▸ Exercise goal
Using the data below, gather each line that includes the word "está".

Saved entries:
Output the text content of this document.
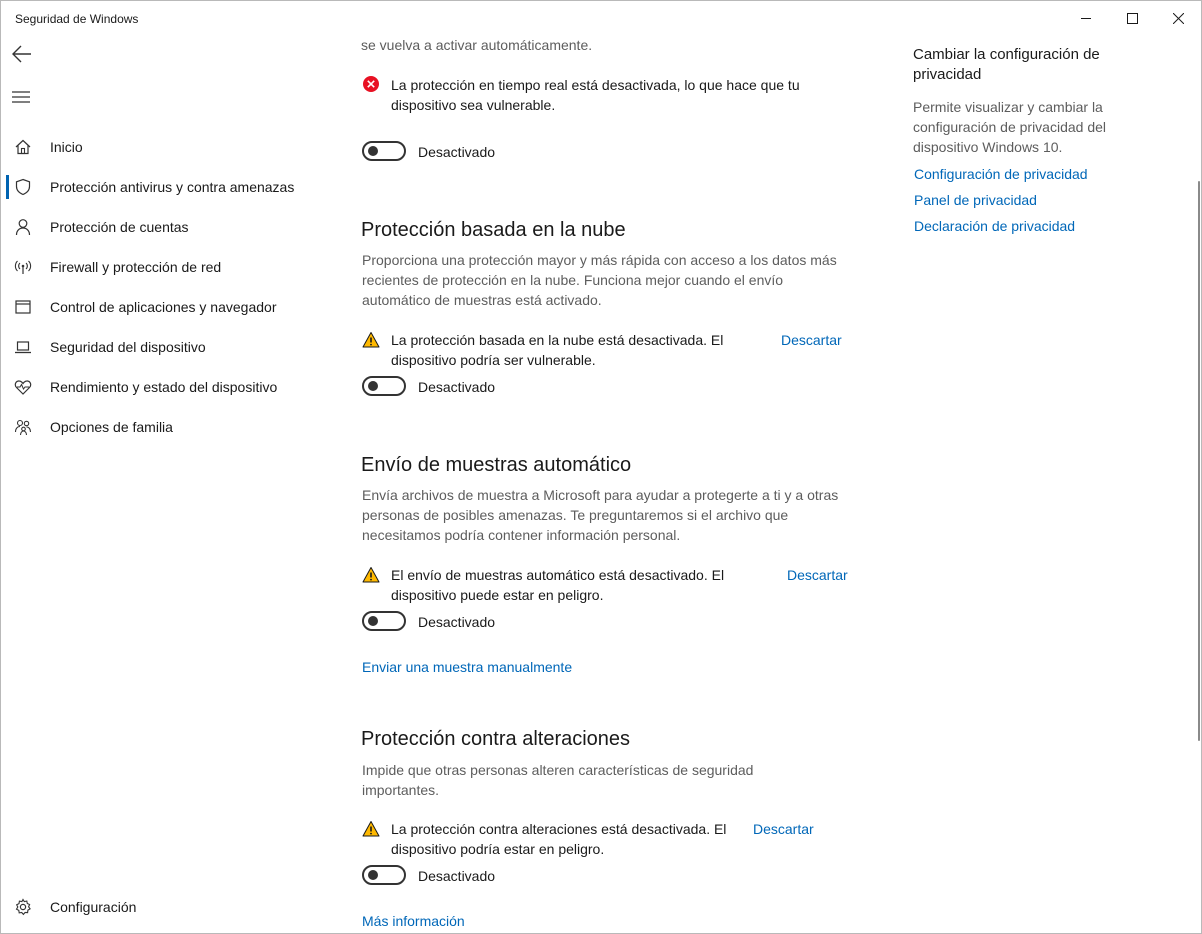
Seguridad de Windows
Inicio
Protección antivirus y contra amenazas
Protección de cuentas
Firewall y protección de red
Control de aplicaciones y navegador
Seguridad del dispositivo
Rendimiento y estado del dispositivo
Opciones de familia
Configuración
se vuelva a activar automáticamente.
La protección en tiempo real está desactivada, lo que hace que tu dispositivo sea vulnerable.
Desactivado
Protección basada en la nube
Proporciona una protección mayor y más rápida con acceso a los datos más recientes de protección en la nube. Funciona mejor cuando el envío automático de muestras está activado.
La protección basada en la nube está desactivada. El dispositivo podría ser vulnerable.
Descartar
Desactivado
Envío de muestras automático
Envía archivos de muestra a Microsoft para ayudar a protegerte a ti y a otras personas de posibles amenazas. Te preguntaremos si el archivo que necesitamos podría contener información personal.
El envío de muestras automático está desactivado. El dispositivo puede estar en peligro.
Descartar
Desactivado
Enviar una muestra manualmente
Protección contra alteraciones
Impide que otras personas alteren características de seguridad importantes.
La protección contra alteraciones está desactivada. El dispositivo podría estar en peligro.
Descartar
Desactivado
Más información
Cambiar la configuración de privacidad
Permite visualizar y cambiar la configuración de privacidad del dispositivo Windows 10.
Configuración de privacidad
Panel de privacidad
Declaración de privacidad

▸ Answer to this problem
La protección en tiempo real está desactivada, lo que hace que tu dispositivo sea vulnerable.
Proporciona una protección mayor y más rápida con acceso a los datos más recientes de protección en la nube. Funciona mejor cuando el envío automático de muestras está activado.
La protección basada en la nube está desactivada. El dispositivo podría ser vulnerable.
El envío de muestras automático está desactivado. El dispositivo puede estar en peligro.
La protección contra alteraciones está desactivada. El dispositivo podría estar en peligro.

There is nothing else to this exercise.